-------- STORED DATA --------

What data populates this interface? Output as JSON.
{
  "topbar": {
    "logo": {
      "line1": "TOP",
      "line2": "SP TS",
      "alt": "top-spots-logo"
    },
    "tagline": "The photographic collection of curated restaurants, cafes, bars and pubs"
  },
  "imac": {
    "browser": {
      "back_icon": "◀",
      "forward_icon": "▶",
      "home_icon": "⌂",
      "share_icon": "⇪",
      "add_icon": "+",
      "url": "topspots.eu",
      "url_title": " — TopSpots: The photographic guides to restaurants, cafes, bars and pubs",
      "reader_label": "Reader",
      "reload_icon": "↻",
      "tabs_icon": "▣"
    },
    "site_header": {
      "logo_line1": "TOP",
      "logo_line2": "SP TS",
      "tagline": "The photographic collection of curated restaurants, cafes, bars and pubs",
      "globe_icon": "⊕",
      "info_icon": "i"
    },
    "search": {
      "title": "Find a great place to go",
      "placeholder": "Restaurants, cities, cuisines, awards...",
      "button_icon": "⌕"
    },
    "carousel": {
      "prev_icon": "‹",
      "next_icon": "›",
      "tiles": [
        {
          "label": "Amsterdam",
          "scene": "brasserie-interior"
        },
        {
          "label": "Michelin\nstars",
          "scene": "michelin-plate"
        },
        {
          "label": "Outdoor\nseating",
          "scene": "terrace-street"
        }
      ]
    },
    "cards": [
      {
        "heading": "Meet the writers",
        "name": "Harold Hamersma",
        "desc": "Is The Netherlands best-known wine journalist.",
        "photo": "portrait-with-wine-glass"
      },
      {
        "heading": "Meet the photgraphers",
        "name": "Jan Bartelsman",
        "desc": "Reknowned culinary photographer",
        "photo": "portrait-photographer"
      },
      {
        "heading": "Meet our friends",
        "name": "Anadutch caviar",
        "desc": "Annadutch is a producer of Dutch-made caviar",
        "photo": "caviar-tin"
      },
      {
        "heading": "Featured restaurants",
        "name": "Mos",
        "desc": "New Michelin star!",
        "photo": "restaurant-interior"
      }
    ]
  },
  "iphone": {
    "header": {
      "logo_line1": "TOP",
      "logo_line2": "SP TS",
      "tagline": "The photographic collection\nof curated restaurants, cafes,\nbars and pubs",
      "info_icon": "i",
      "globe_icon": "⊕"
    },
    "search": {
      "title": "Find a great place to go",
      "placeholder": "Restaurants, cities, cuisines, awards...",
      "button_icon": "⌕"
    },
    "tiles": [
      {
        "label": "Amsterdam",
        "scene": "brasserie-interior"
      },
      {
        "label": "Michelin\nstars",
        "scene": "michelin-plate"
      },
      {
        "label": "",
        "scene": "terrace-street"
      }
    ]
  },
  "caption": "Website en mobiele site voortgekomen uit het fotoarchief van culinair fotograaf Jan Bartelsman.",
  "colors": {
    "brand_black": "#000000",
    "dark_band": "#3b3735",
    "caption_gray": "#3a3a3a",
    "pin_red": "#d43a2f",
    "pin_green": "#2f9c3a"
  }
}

--------

- **DIRECTION**:
Report the number of lines in the listing above that include the word "pubs", and nothing else.

- **COMPLETED EXERCISE**:
4